■ WHAT THE TASK REQUIRES
Look for the word "ratio" in the entries below, then copy every line that has it.

■ DATA FOR THIS EXERCISE
::::

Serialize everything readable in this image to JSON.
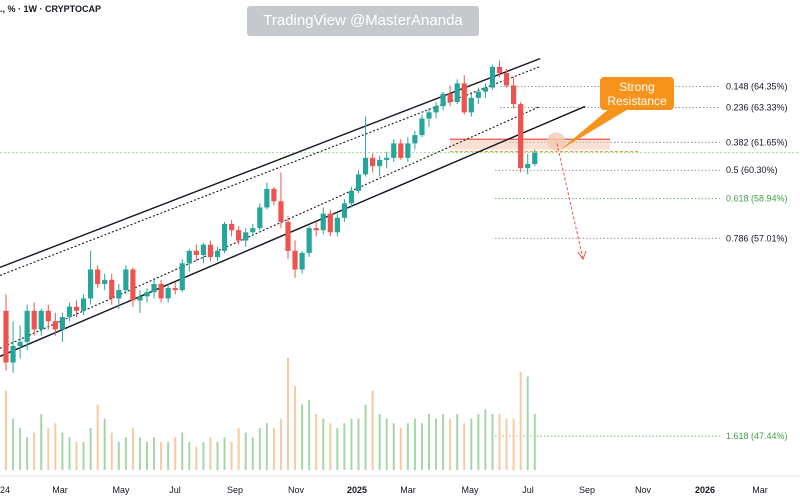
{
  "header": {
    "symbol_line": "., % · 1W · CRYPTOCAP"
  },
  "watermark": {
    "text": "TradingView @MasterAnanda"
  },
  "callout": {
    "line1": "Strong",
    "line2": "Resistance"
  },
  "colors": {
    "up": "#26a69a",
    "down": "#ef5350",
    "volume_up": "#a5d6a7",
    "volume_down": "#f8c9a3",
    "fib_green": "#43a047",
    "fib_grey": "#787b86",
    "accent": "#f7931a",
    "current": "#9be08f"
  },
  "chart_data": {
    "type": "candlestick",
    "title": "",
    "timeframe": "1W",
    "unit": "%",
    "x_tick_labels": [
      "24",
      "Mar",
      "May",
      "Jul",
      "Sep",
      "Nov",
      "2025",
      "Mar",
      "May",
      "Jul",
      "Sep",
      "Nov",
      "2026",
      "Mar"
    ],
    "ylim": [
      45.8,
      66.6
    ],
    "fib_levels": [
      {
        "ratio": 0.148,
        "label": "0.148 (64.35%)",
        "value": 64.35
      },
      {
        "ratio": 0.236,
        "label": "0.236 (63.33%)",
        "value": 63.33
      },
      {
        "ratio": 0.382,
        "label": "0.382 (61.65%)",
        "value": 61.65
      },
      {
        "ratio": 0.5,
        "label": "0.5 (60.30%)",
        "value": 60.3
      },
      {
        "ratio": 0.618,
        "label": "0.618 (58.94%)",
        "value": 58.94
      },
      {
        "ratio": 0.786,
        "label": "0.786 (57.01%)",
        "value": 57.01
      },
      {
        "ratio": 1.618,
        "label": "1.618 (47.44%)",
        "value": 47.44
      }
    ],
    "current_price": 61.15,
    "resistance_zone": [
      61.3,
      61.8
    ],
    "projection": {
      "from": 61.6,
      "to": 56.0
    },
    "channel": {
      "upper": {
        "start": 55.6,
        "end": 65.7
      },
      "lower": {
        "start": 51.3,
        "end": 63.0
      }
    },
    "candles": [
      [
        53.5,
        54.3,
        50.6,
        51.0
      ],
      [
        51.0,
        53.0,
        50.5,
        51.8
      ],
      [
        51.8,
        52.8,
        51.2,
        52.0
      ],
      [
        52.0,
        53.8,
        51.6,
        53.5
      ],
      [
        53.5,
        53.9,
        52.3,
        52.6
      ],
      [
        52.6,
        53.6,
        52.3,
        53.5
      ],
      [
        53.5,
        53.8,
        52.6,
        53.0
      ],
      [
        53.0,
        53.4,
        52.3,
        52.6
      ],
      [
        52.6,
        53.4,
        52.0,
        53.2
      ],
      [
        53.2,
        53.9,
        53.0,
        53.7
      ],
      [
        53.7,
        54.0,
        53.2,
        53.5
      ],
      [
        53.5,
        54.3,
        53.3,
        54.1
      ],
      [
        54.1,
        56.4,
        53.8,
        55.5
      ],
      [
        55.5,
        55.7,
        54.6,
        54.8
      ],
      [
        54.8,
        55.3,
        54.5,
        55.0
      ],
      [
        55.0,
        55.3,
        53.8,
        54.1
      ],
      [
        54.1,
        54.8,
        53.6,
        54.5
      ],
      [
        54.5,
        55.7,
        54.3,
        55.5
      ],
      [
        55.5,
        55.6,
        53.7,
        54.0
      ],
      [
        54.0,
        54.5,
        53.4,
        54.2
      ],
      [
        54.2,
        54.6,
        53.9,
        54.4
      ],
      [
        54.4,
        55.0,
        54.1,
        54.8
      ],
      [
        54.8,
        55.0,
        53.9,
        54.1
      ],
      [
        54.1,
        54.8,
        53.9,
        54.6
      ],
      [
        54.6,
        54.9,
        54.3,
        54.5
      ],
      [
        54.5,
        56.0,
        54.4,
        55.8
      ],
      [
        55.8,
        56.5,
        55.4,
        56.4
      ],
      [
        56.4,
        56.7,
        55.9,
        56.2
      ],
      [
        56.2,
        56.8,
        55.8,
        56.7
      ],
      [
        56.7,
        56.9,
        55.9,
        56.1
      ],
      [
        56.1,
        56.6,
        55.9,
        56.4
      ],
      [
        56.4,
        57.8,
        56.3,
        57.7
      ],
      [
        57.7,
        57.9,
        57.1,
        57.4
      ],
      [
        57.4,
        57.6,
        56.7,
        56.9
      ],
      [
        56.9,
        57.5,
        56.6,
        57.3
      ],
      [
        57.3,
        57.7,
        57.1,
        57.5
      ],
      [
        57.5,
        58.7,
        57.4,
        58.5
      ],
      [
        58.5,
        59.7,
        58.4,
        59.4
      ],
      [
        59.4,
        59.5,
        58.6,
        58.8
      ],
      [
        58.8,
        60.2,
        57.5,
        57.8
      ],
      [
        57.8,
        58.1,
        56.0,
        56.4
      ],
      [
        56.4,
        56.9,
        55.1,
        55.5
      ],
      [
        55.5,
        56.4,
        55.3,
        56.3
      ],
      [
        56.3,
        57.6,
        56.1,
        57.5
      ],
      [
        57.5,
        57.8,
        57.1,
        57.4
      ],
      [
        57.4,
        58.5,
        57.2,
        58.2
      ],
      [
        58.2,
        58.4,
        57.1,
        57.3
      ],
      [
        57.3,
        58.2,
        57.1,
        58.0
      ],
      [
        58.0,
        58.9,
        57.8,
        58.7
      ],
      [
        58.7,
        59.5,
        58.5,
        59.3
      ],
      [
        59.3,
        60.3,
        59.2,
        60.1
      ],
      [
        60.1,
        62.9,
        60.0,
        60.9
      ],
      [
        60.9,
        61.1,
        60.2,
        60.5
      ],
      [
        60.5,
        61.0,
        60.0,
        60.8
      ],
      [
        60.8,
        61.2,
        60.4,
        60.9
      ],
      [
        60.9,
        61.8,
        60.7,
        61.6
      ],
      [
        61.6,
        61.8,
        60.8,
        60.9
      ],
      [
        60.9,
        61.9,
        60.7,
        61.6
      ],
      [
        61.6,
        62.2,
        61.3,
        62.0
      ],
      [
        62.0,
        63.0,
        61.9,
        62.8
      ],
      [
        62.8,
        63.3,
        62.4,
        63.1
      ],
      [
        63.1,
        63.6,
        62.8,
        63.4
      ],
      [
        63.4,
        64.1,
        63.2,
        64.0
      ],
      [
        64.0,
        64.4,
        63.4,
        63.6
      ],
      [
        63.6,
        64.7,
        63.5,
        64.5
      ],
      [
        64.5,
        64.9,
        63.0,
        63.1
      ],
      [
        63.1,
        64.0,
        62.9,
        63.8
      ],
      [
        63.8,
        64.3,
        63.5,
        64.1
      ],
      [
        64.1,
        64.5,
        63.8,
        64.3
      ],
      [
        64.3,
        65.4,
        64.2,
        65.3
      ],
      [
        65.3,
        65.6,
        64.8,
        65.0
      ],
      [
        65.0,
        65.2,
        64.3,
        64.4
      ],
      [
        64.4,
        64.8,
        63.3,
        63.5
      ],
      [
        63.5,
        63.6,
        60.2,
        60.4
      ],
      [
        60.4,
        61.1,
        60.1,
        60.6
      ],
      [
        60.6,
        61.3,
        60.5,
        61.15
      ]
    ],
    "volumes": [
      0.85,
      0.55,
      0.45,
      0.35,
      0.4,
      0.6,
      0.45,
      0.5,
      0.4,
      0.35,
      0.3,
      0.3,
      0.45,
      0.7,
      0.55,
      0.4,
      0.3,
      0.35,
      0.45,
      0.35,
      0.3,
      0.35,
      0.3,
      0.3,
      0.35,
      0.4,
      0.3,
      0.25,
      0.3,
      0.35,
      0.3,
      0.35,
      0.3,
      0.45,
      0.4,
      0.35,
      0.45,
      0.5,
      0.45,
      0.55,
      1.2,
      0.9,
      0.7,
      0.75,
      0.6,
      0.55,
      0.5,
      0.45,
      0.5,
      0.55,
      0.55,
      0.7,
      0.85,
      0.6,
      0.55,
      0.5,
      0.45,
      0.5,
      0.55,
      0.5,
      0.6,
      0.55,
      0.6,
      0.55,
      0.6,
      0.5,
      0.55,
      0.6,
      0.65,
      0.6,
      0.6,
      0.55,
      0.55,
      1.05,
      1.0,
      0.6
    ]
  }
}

::::

■ EXERCISE RESPONSE
        "ratio": 0.148,
        "ratio": 0.236,
        "ratio": 0.382,
        "ratio": 0.5,
        "ratio": 0.618,
        "ratio": 0.786,
        "ratio": 1.618,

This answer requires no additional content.